**Excerpt provided:**
+---+

Wednesday, October 17, 2018

Discoverability of Claims File Info in First Party Wage Loss Litigation


In the case of Neidich v. Progressive Advanced Ins. Co., No. 17-5375 (E.D. Pa. Aug. 22, 2018 Padova, J.), the court granted, in part, a Plaintiff’s Motion to Compel production of certain entries from the Defendant’s carrier’s claim file that the Defendant had maintained were protected by the attorney work product doctrine.    This case arose out of an automobile accident claim pertaining to a first party wage loss dispute.  

During the course of discovery, the Defendant carrier refused to produce certain materials from its insurance claims file, asserting that the materials were protected by the attorney work product doctrine.   In particular, at issue in this case were the mental impressions and opinions of the claims representative and the carrier’s reserve information.   The court was provided redacted and unredacted copies of the claims file, along with a privilege log, for an in-camera review of the file.  

The court reviewed the parameters of the work product doctrine as set forth under F. R.C.P. 26(b)(3).   Noted that the “temporal trigger for work product protection in this context is the ‘point in its investigation [when] an insurance company’s activity shifts from mere claims evaluation to an anticipation of litigation’.”   See Op. at 3 [citations omitted].  

The court more specifically stated that the party asserting work product protection must demonstrate that it subjectively anticipated litigation, and that the anticipation was objectively reasonable. Id. [citations omitted].  

One issue in this case was point at which it could be considered that the carrier reasonably anticipated litigation.   

In this matter, the carrier stated that it reasonably anticipated litigation when Plaintiff’s counsel contacted the carrier seeking “to discuss and avoid litigation.”   The carrier asserted that the disputed entries in the claims file made after that event should be protected by the work product privilege.

+---+

**Input data:**
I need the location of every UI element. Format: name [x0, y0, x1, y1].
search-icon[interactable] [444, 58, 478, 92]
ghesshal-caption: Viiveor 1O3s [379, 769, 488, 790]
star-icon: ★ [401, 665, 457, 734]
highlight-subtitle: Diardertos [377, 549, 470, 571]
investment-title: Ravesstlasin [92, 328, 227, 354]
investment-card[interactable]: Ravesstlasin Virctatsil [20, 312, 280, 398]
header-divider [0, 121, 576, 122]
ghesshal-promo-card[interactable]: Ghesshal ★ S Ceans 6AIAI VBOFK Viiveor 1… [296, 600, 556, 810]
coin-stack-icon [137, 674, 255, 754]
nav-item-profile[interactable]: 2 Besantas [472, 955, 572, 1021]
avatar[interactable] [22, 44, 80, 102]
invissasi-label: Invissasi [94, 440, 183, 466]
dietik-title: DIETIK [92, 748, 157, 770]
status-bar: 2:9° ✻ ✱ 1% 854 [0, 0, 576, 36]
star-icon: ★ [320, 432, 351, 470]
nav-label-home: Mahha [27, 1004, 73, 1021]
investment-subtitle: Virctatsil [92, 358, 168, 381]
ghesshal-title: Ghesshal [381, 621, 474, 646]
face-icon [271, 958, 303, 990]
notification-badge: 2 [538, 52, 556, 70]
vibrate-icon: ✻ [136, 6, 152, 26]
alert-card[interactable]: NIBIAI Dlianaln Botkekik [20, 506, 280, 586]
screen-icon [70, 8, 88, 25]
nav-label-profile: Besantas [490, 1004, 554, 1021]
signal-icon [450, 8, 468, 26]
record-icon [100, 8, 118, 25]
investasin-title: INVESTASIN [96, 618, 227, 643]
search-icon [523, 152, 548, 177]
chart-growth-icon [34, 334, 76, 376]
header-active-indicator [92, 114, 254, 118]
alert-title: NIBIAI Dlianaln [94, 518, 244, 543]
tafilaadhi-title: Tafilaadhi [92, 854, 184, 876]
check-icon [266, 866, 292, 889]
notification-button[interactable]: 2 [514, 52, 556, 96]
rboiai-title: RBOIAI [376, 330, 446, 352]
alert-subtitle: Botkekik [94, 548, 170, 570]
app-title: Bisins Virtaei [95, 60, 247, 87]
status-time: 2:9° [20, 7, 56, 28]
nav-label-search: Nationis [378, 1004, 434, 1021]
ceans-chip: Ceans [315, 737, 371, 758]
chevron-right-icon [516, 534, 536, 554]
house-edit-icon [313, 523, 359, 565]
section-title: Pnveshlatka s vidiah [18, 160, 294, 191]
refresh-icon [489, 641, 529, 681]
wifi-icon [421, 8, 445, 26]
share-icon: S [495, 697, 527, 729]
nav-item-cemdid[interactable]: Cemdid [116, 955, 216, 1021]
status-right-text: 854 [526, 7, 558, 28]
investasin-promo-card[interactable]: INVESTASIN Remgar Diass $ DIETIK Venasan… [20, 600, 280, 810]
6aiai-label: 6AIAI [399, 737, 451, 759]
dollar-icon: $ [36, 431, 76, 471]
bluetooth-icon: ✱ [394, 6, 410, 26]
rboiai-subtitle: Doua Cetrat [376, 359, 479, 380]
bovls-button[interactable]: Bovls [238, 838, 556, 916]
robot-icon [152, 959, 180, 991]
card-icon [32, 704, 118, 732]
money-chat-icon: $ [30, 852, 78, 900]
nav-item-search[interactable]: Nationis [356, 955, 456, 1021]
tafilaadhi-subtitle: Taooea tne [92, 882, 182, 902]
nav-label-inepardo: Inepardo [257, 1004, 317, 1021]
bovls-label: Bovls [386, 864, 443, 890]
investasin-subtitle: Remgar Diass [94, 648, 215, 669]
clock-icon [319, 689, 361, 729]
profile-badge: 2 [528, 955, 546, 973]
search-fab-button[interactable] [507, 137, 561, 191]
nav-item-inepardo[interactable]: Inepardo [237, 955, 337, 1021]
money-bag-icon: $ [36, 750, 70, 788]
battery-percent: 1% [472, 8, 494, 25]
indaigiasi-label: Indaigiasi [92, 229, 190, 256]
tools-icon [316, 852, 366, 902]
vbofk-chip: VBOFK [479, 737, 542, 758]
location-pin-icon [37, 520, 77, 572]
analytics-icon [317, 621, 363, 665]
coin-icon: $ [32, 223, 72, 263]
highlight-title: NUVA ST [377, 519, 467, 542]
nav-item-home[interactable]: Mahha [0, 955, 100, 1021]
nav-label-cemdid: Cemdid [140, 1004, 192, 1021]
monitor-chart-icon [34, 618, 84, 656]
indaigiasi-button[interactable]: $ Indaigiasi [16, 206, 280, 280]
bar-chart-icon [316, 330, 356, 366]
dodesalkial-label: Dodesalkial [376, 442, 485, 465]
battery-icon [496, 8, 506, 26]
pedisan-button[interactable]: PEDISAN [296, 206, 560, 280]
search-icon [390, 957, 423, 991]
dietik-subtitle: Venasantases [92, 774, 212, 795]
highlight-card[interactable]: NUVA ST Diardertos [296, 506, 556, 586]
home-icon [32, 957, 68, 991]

+---+

**Instructions for the task:** Please extract everything from "The court more" down to "reasonably anticipated litigation." in the post on claims file discoverability, copying it word for word.

**Expected answer:**
The court more specifically stated that the party asserting work product protection must demonstrate that it subjectively anticipated litigation, and that the anticipation was objectively reasonable. Id. [citations omitted].  

One issue in this case was point at which it could be considered that the carrier reasonably anticipated litigation.